─── Exercise material ───

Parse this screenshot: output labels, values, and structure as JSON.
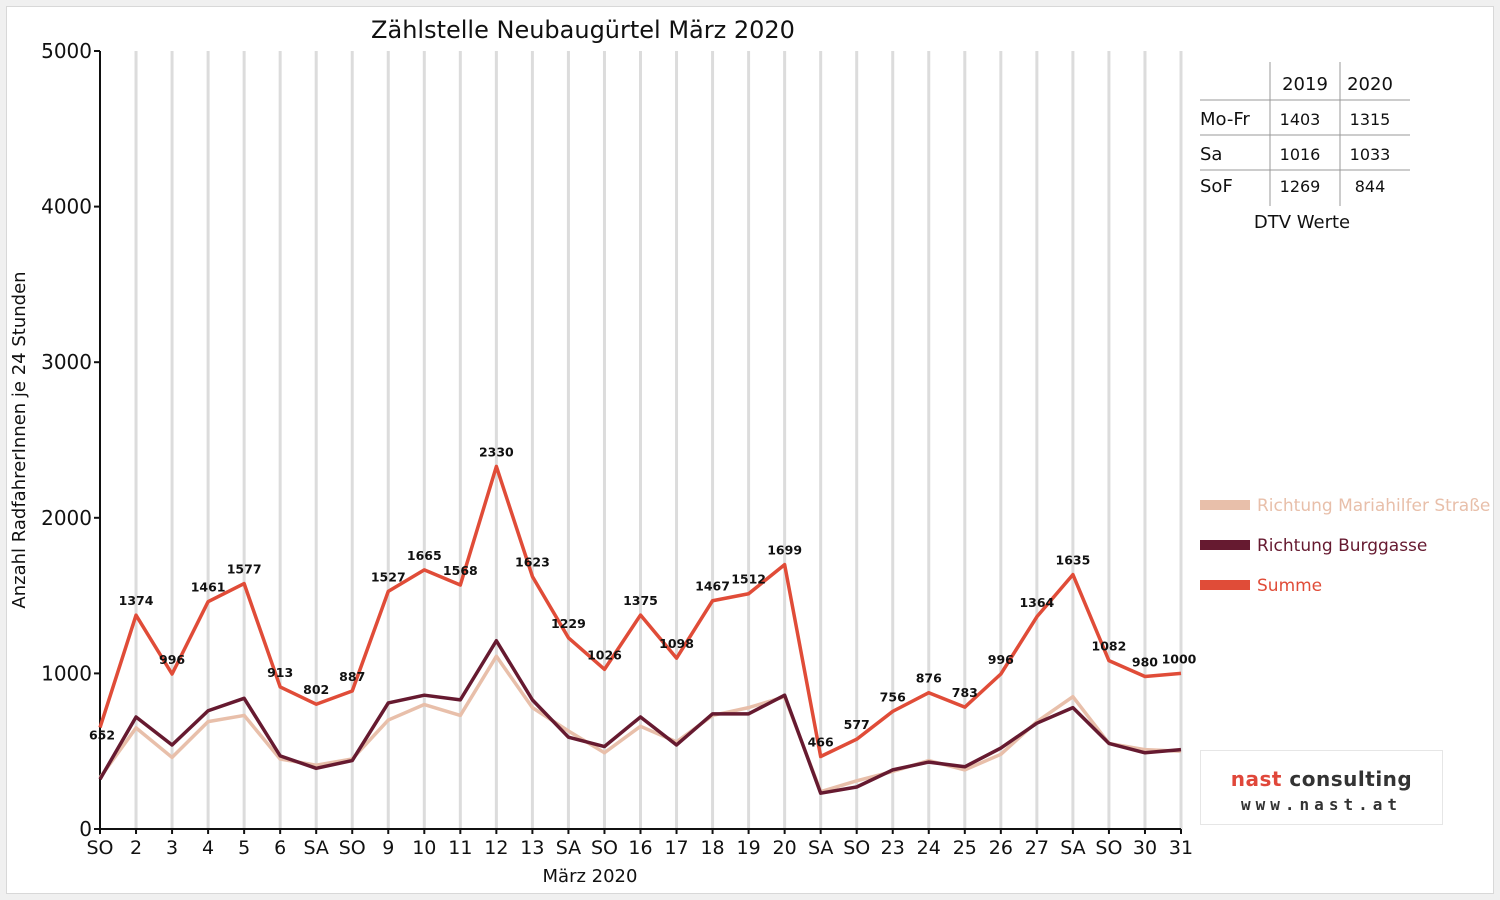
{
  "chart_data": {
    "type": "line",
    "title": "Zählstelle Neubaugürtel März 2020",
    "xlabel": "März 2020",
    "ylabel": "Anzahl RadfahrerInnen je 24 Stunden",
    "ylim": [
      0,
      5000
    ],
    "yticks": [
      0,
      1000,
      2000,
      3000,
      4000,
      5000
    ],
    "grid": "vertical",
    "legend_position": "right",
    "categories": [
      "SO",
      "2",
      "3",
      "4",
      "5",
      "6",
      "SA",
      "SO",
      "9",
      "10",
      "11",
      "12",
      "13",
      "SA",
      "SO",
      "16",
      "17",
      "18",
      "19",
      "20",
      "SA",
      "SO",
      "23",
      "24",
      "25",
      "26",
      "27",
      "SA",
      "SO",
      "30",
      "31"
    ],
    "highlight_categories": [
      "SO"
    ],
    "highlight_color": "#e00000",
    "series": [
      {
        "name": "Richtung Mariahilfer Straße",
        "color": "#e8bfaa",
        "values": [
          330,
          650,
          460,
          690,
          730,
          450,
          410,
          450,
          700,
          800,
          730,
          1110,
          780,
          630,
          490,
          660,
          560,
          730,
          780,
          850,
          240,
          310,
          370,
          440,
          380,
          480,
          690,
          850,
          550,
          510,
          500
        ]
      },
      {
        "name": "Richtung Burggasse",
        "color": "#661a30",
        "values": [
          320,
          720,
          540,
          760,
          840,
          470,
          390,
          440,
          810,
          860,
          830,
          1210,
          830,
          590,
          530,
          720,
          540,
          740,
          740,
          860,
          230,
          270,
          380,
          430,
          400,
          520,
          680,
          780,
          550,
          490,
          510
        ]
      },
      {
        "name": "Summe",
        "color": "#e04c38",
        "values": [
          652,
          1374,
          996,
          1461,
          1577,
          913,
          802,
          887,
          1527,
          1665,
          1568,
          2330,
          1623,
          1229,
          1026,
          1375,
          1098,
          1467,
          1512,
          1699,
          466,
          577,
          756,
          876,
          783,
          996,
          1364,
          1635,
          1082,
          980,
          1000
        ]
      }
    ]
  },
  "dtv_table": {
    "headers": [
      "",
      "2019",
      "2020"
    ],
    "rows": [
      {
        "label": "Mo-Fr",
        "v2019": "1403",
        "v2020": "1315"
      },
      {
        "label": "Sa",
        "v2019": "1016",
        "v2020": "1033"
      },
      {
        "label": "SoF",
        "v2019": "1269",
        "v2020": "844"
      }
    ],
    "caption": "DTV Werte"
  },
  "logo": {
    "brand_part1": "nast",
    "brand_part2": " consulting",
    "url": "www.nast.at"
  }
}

───

Extract, from the listing above, every line where the string "name" occurs.

        "name": "Richtung Mariahilfer Straße",
        "name": "Richtung Burggasse",
        "name": "Summe",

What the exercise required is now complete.